▸ Provided data:
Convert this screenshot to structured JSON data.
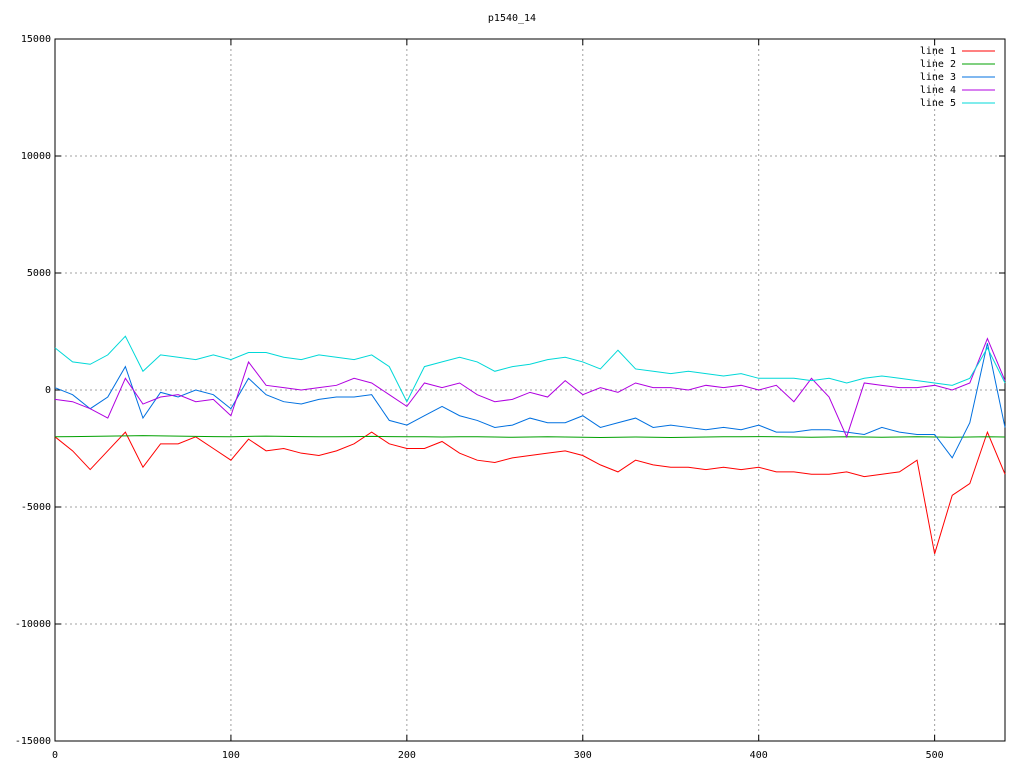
{
  "chart_data": {
    "type": "line",
    "title": "p1540_14",
    "grid": true,
    "legend": "upper right",
    "xlim": [
      0,
      540
    ],
    "ylim": [
      -15000,
      15000
    ],
    "xticks": [
      0,
      100,
      200,
      300,
      400,
      500
    ],
    "yticks": [
      -15000,
      -10000,
      -5000,
      0,
      5000,
      10000,
      15000
    ],
    "x": [
      0,
      10,
      20,
      30,
      40,
      50,
      60,
      70,
      80,
      90,
      100,
      110,
      120,
      130,
      140,
      150,
      160,
      170,
      180,
      190,
      200,
      210,
      220,
      230,
      240,
      250,
      260,
      270,
      280,
      290,
      300,
      310,
      320,
      330,
      340,
      350,
      360,
      370,
      380,
      390,
      400,
      410,
      420,
      430,
      440,
      450,
      460,
      470,
      480,
      490,
      500,
      510,
      520,
      530,
      540
    ],
    "series": [
      {
        "name": "line 1",
        "color": "#ff0000",
        "values": [
          -2000,
          -2600,
          -3400,
          -2600,
          -1800,
          -3300,
          -2300,
          -2300,
          -2000,
          -2500,
          -3000,
          -2100,
          -2600,
          -2500,
          -2700,
          -2800,
          -2600,
          -2300,
          -1800,
          -2300,
          -2500,
          -2500,
          -2200,
          -2700,
          -3000,
          -3100,
          -2900,
          -2800,
          -2700,
          -2600,
          -2800,
          -3200,
          -3500,
          -3000,
          -3200,
          -3300,
          -3300,
          -3400,
          -3300,
          -3400,
          -3300,
          -3500,
          -3500,
          -3600,
          -3600,
          -3500,
          -3700,
          -3600,
          -3500,
          -3000,
          -7000,
          -4500,
          -4000,
          -1800,
          -3600
        ]
      },
      {
        "name": "line 2",
        "color": "#00a000",
        "values": [
          -2000,
          -1990,
          -1980,
          -1970,
          -1960,
          -1950,
          -1960,
          -1970,
          -1980,
          -1990,
          -2000,
          -1980,
          -1970,
          -1980,
          -1990,
          -2000,
          -2000,
          -1990,
          -1980,
          -1990,
          -2000,
          -2000,
          -2010,
          -2000,
          -2000,
          -2010,
          -2020,
          -2010,
          -2000,
          -2010,
          -2020,
          -2030,
          -2020,
          -2010,
          -2020,
          -2030,
          -2020,
          -2010,
          -2000,
          -2000,
          -1990,
          -2000,
          -2010,
          -2020,
          -2010,
          -2000,
          -2010,
          -2020,
          -2010,
          -2000,
          -2010,
          -2020,
          -2010,
          -2000,
          -2010
        ]
      },
      {
        "name": "line 3",
        "color": "#0070e0",
        "values": [
          100,
          -200,
          -800,
          -300,
          1000,
          -1200,
          -100,
          -300,
          0,
          -200,
          -800,
          500,
          -200,
          -500,
          -600,
          -400,
          -300,
          -300,
          -200,
          -1300,
          -1500,
          -1100,
          -700,
          -1100,
          -1300,
          -1600,
          -1500,
          -1200,
          -1400,
          -1400,
          -1100,
          -1600,
          -1400,
          -1200,
          -1600,
          -1500,
          -1600,
          -1700,
          -1600,
          -1700,
          -1500,
          -1800,
          -1800,
          -1700,
          -1700,
          -1800,
          -1900,
          -1600,
          -1800,
          -1900,
          -1900,
          -2900,
          -1400,
          2000,
          -1600
        ]
      },
      {
        "name": "line 4",
        "color": "#b000e0",
        "values": [
          -400,
          -500,
          -800,
          -1200,
          500,
          -600,
          -300,
          -200,
          -500,
          -400,
          -1100,
          1200,
          200,
          100,
          0,
          100,
          200,
          500,
          300,
          -200,
          -700,
          300,
          100,
          300,
          -200,
          -500,
          -400,
          -100,
          -300,
          400,
          -200,
          100,
          -100,
          300,
          100,
          100,
          0,
          200,
          100,
          200,
          0,
          200,
          -500,
          500,
          -300,
          -2000,
          300,
          200,
          100,
          100,
          200,
          0,
          300,
          2200,
          400
        ]
      },
      {
        "name": "line 5",
        "color": "#00d8d8",
        "values": [
          1800,
          1200,
          1100,
          1500,
          2300,
          800,
          1500,
          1400,
          1300,
          1500,
          1300,
          1600,
          1600,
          1400,
          1300,
          1500,
          1400,
          1300,
          1500,
          1000,
          -500,
          1000,
          1200,
          1400,
          1200,
          800,
          1000,
          1100,
          1300,
          1400,
          1200,
          900,
          1700,
          900,
          800,
          700,
          800,
          700,
          600,
          700,
          500,
          500,
          500,
          400,
          500,
          300,
          500,
          600,
          500,
          400,
          300,
          200,
          500,
          1800,
          300
        ]
      }
    ]
  }
}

▸ Written instruction:
Above are entries; state the number of lines among them that contain "name", and nothing else.

▸ Task result:
5